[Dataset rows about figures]
==*==
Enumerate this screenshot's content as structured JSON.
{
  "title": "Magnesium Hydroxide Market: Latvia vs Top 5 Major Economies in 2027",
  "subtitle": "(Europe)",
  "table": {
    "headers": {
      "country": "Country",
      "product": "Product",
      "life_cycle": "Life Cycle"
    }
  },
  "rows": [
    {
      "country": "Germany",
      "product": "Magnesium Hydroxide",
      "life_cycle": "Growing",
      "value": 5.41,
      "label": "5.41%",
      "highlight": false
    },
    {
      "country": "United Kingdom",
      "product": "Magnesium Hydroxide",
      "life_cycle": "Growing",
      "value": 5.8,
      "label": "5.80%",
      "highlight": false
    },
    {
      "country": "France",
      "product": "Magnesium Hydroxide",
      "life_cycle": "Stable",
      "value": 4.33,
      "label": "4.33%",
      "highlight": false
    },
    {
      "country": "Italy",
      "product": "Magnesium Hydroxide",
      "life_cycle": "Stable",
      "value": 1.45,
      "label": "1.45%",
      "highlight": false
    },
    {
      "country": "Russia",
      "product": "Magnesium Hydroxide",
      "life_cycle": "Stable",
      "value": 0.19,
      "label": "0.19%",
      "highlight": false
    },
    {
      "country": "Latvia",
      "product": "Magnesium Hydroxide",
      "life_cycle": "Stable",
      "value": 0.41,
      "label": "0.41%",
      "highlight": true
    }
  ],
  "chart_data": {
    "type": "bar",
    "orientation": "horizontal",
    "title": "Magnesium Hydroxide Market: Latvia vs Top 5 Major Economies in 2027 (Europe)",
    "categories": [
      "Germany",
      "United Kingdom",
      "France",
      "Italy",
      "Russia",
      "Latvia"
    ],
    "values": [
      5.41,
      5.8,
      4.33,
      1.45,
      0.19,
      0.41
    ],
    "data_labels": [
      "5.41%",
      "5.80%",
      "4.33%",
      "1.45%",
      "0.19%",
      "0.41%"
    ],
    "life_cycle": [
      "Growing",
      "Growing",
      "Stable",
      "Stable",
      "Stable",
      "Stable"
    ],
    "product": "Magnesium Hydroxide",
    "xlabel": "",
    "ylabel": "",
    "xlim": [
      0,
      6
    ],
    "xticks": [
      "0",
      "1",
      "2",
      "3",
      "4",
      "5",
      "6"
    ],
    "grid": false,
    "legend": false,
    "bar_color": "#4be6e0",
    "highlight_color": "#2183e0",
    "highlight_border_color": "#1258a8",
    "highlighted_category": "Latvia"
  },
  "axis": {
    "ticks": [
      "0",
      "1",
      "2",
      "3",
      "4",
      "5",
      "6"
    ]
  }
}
==*==
Find all lines where the word "country" appears. Copy them.

(Answer to the task):
      "country": "Country",
      "country": "Germany",
      "country": "United Kingdom",
      "country": "France",
      "country": "Italy",
      "country": "Russia",
      "country": "Latvia",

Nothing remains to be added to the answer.